GOAL ▸
Give the number of lines containing the word "satisfied" and nothing more.

ENTRIES ▸
===============
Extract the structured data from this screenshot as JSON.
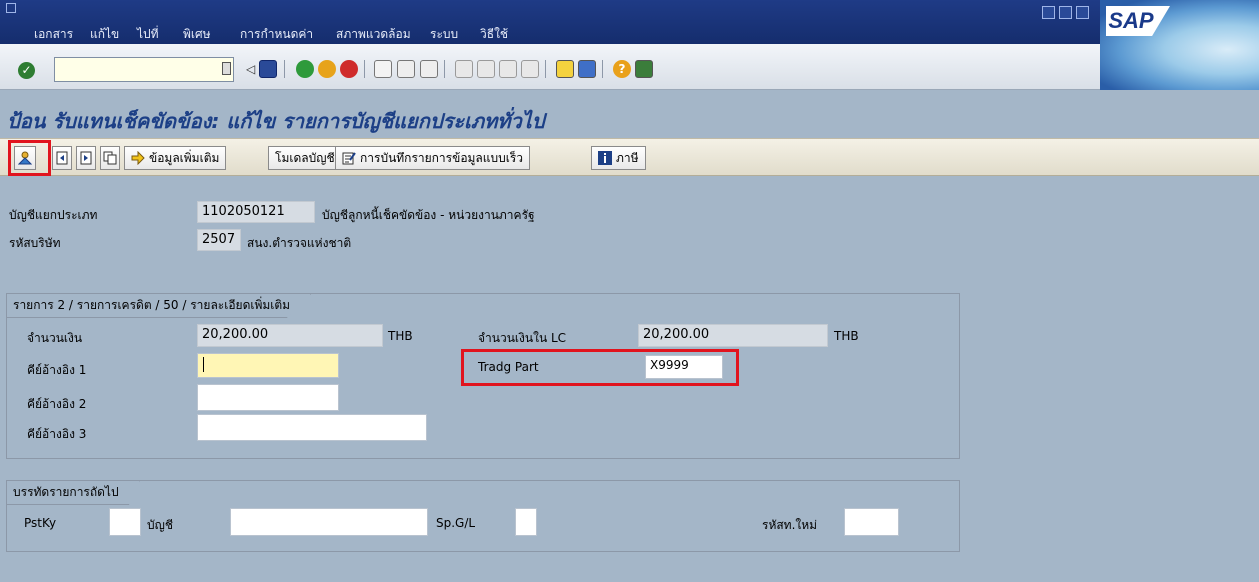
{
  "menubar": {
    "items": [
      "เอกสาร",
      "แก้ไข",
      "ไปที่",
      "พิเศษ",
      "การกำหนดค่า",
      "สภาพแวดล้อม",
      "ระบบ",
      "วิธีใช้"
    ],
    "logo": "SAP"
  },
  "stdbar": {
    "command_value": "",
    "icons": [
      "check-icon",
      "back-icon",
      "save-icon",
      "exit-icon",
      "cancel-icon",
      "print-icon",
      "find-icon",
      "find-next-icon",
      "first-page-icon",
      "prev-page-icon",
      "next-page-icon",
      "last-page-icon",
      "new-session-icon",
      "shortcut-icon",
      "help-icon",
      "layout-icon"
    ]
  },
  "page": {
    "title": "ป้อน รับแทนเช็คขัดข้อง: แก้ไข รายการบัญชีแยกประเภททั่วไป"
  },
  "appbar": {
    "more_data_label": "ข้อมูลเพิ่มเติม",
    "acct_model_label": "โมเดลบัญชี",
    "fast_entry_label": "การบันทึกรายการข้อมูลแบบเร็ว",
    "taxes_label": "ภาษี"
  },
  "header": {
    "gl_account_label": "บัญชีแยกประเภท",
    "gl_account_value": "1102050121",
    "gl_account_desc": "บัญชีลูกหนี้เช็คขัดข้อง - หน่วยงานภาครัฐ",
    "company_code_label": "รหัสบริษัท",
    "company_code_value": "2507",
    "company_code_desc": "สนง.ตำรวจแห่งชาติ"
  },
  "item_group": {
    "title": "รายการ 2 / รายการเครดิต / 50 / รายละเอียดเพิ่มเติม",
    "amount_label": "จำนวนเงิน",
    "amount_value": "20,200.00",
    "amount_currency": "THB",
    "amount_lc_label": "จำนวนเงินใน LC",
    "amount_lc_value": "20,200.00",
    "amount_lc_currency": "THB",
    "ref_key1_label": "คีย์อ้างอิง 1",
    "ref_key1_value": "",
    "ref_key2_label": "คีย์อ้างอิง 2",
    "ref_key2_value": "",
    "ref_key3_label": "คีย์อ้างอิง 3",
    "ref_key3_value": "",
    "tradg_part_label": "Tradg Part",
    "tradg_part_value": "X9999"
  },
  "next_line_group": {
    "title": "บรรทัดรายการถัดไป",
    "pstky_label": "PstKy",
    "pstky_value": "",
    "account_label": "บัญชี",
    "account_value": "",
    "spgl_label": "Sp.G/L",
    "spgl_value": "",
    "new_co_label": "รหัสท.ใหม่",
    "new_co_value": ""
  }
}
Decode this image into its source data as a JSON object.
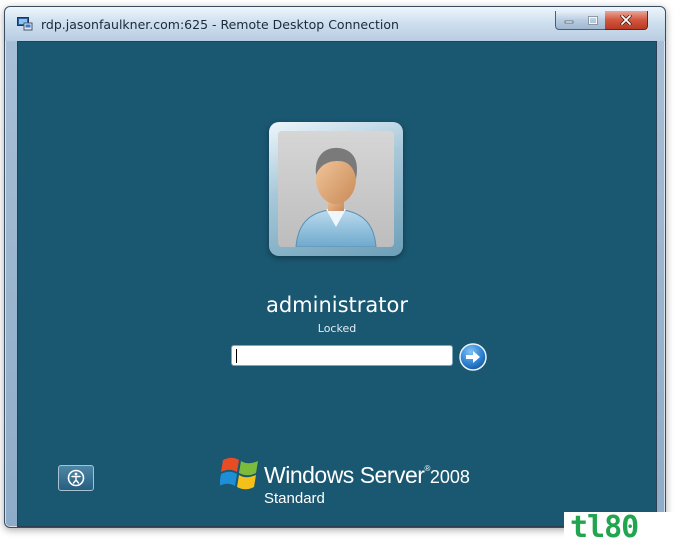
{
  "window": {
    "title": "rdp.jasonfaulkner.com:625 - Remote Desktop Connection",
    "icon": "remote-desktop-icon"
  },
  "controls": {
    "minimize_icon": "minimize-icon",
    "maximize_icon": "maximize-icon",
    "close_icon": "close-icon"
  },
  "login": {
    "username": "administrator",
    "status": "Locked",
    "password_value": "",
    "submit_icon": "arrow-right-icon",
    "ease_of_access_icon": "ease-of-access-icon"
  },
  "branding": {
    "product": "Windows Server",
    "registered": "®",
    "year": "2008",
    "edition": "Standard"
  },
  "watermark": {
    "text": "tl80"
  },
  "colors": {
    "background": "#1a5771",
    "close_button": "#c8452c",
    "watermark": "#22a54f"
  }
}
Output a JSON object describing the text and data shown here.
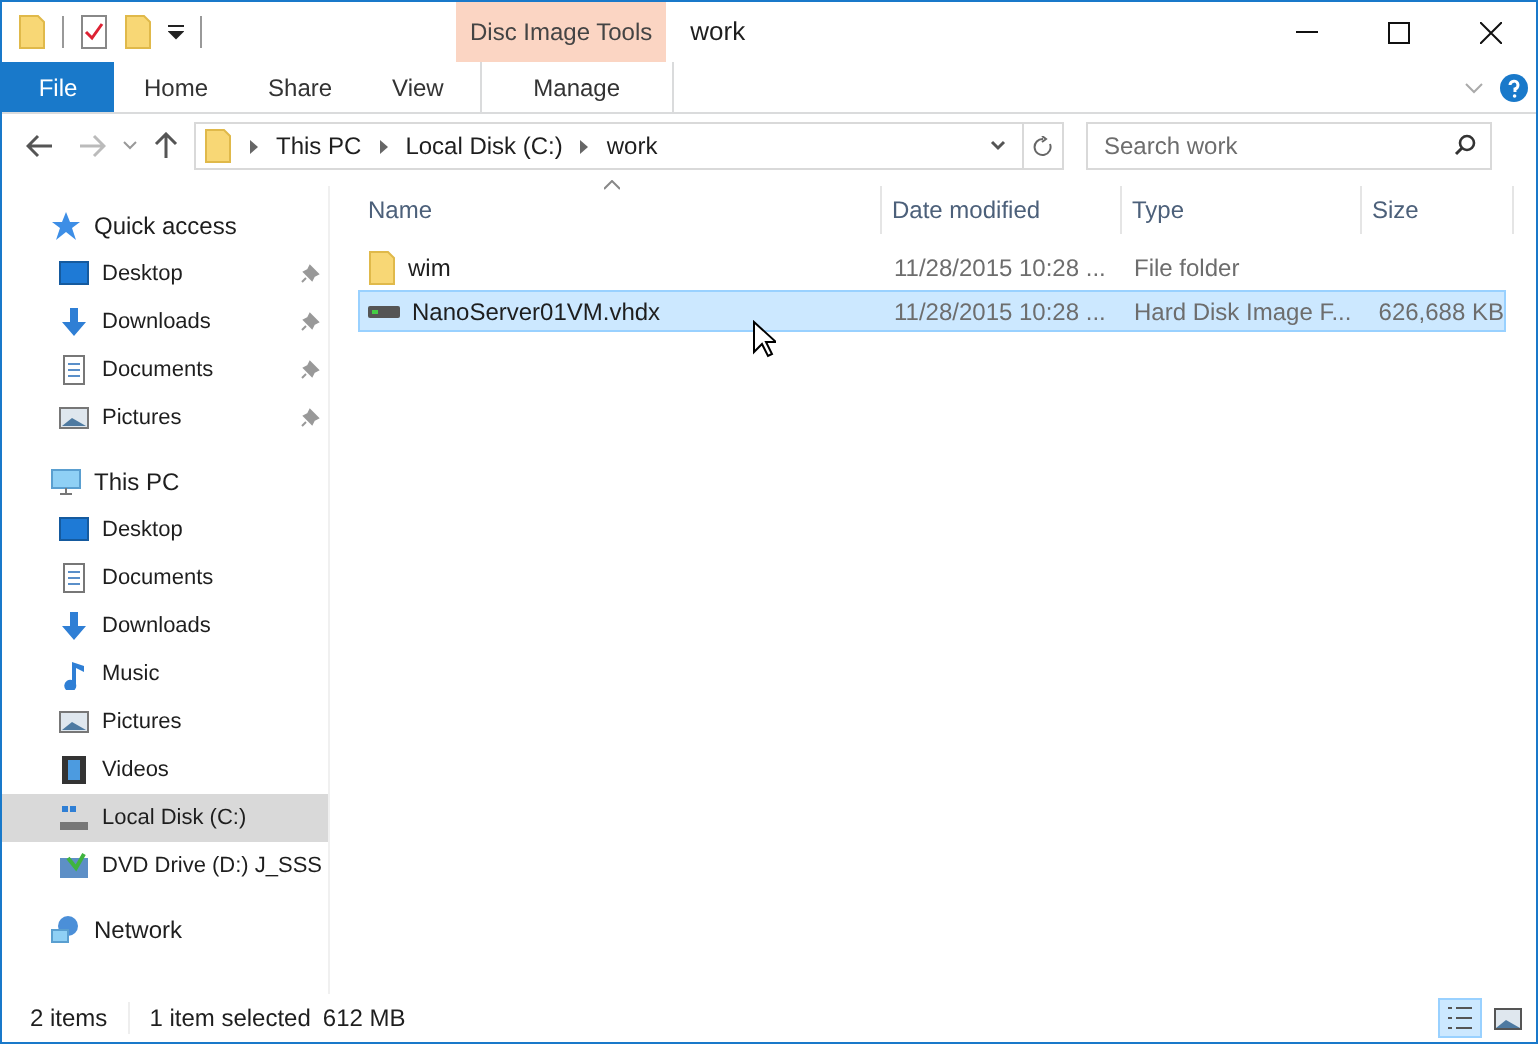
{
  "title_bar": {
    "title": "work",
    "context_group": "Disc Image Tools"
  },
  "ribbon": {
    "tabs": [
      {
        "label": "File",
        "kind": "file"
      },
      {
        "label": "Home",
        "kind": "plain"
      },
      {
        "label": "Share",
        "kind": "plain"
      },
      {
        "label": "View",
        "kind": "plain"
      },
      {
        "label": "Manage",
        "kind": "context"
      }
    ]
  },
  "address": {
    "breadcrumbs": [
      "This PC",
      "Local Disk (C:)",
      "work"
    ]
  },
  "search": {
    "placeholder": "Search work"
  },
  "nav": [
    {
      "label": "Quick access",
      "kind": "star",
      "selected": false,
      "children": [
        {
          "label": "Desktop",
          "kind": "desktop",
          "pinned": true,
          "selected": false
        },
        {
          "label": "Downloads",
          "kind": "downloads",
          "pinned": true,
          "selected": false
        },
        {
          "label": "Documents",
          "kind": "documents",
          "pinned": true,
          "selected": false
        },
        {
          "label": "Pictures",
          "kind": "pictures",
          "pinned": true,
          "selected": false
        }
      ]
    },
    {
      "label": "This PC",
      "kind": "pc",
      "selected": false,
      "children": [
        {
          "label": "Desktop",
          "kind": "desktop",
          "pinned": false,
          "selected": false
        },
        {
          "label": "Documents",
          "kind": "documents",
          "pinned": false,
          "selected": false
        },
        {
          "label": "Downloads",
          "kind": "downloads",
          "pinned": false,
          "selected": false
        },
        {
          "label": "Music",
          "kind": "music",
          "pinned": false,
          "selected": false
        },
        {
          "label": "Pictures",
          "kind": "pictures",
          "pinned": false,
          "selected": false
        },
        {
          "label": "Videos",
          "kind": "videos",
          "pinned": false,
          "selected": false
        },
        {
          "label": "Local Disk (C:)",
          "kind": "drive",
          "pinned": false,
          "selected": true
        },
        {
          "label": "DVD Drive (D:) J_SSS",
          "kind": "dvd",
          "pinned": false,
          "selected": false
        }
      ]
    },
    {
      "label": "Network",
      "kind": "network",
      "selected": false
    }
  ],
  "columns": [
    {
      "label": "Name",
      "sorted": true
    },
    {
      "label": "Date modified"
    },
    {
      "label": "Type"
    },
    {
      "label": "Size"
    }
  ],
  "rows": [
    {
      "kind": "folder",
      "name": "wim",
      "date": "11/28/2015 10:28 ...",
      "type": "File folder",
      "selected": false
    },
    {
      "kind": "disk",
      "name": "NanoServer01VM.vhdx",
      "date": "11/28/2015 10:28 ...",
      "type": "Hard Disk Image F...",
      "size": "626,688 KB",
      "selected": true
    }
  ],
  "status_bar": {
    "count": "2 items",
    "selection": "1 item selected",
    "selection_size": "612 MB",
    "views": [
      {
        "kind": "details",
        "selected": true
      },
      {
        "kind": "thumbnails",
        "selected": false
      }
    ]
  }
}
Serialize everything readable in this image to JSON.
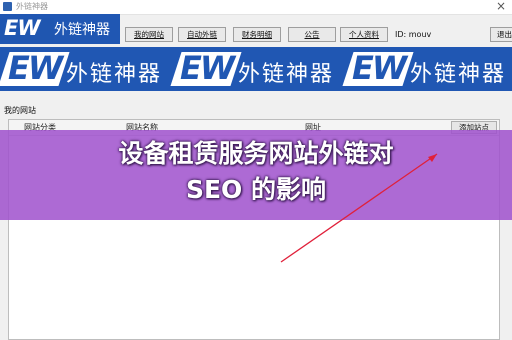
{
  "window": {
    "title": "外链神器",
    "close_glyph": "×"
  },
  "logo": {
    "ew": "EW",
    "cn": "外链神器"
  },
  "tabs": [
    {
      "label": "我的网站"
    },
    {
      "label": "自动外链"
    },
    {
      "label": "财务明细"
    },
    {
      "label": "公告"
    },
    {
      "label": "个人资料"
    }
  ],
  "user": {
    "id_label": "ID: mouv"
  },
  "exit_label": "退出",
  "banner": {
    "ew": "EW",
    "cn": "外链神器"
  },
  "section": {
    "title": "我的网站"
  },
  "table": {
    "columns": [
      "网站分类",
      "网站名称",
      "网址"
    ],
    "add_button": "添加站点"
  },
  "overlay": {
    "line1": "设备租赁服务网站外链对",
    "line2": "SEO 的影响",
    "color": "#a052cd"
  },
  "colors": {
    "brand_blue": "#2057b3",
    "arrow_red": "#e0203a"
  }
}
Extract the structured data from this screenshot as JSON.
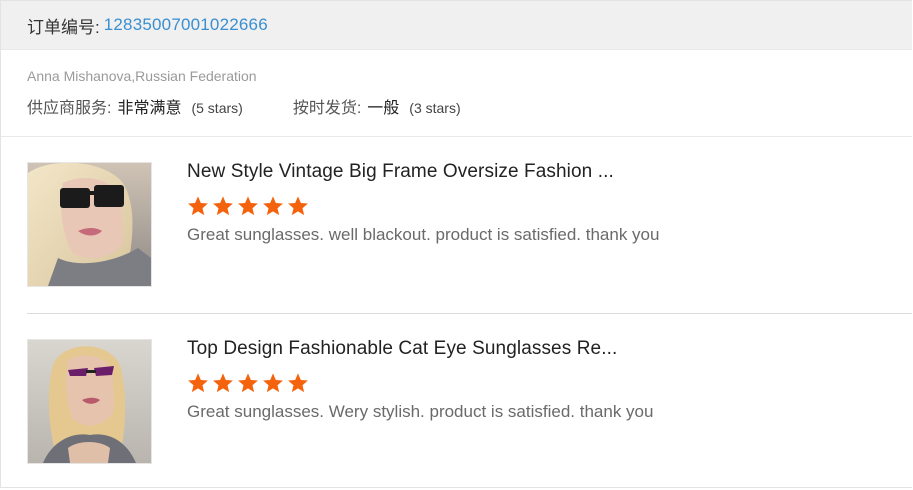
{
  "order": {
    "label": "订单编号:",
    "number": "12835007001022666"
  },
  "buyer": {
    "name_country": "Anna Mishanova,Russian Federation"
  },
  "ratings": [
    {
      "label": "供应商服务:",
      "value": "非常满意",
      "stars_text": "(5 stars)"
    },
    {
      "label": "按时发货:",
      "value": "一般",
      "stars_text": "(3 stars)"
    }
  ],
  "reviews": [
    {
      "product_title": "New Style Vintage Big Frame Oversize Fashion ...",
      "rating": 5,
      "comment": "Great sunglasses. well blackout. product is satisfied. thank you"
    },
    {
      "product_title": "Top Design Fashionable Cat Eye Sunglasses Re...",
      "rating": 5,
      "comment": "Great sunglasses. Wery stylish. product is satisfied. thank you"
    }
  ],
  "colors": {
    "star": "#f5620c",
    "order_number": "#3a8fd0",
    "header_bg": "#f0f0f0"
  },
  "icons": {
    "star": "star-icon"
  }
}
===============
WRITTEN SOLUTION ▸
2